» Task statement: All of the data below must be repeated exactly.

(Chart and figure data)

** start **

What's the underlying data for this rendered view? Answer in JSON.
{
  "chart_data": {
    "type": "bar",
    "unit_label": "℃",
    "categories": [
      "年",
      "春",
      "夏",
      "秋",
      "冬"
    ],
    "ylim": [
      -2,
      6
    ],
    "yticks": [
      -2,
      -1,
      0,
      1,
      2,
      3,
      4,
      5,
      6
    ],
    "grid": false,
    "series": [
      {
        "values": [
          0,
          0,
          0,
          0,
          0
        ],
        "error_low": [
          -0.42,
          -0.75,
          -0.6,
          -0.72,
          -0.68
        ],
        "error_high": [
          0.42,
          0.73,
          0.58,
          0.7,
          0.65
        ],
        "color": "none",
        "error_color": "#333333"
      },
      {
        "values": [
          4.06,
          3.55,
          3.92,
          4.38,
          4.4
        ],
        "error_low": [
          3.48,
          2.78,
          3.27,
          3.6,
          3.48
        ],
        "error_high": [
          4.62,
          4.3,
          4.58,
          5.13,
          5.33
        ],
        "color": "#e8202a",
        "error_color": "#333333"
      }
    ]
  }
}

** end **

» Solution to this exercise:
What's the underlying data for this rendered view? Answer in JSON.
{
  "chart_data": {
    "type": "bar",
    "unit_label": "℃",
    "categories": [
      "年",
      "春",
      "夏",
      "秋",
      "冬"
    ],
    "ylim": [
      -2,
      6
    ],
    "yticks": [
      -2,
      -1,
      0,
      1,
      2,
      3,
      4,
      5,
      6
    ],
    "grid": false,
    "series": [
      {
        "values": [
          0,
          0,
          0,
          0,
          0
        ],
        "error_low": [
          -0.42,
          -0.75,
          -0.6,
          -0.72,
          -0.68
        ],
        "error_high": [
          0.42,
          0.73,
          0.58,
          0.7,
          0.65
        ],
        "color": "none",
        "error_color": "#333333"
      },
      {
        "values": [
          4.06,
          3.55,
          3.92,
          4.38,
          4.4
        ],
        "error_low": [
          3.48,
          2.78,
          3.27,
          3.6,
          3.48
        ],
        "error_high": [
          4.62,
          4.3,
          4.58,
          5.13,
          5.33
        ],
        "color": "#e8202a",
        "error_color": "#333333"
      }
    ]
  }
}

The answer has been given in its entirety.